- [SHORT TASK] Take each line containing the word "diagram" and copy it.

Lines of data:
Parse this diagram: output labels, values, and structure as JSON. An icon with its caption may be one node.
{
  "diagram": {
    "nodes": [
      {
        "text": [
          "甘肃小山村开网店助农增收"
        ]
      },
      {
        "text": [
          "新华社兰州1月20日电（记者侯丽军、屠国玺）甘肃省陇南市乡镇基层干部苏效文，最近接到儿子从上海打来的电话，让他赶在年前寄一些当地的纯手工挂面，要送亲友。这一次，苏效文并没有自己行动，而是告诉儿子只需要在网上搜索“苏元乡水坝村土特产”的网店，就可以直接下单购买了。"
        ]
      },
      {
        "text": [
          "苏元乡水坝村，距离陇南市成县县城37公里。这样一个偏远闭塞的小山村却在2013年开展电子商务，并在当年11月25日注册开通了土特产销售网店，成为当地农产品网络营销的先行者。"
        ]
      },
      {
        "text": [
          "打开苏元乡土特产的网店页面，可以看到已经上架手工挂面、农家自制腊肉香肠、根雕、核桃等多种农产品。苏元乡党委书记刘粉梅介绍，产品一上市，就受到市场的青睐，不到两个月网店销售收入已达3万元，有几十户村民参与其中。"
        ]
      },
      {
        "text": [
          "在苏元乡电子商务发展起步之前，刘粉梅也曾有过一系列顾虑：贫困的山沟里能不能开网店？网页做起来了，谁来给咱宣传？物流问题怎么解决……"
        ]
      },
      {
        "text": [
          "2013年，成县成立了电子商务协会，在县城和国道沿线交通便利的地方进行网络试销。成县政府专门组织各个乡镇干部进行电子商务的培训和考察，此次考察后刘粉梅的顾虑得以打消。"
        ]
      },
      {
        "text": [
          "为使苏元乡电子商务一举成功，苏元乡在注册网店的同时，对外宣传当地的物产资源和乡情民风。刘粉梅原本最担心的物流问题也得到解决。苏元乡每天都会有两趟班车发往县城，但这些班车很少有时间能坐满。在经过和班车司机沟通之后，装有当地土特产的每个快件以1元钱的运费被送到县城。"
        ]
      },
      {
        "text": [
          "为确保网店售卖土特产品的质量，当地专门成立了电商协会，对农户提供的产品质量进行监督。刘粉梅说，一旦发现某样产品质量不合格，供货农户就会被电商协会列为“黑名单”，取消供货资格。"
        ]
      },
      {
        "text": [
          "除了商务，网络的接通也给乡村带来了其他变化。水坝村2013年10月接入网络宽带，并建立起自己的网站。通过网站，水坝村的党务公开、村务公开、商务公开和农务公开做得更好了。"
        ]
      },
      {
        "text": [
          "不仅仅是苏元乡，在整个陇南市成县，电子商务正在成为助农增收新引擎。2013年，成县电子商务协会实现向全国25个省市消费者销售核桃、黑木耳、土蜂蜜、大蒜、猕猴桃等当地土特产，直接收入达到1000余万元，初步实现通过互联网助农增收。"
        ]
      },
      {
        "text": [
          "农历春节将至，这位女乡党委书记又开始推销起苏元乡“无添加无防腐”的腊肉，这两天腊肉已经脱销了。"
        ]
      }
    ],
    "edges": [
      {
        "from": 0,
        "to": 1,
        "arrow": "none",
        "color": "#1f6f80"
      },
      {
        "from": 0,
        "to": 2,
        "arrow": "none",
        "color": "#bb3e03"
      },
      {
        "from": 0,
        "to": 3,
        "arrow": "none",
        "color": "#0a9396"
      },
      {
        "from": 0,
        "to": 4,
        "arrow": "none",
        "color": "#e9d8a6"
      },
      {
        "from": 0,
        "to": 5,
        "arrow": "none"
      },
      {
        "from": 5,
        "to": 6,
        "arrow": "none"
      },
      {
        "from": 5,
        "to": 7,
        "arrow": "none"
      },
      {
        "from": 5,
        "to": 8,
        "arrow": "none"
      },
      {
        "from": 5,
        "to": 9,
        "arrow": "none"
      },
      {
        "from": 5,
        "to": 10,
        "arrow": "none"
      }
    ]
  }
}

- [RESULT BELOW]
Parse this diagram: output labels, values, and structure as JSON. An icon with its caption may be one node.
  "diagram": {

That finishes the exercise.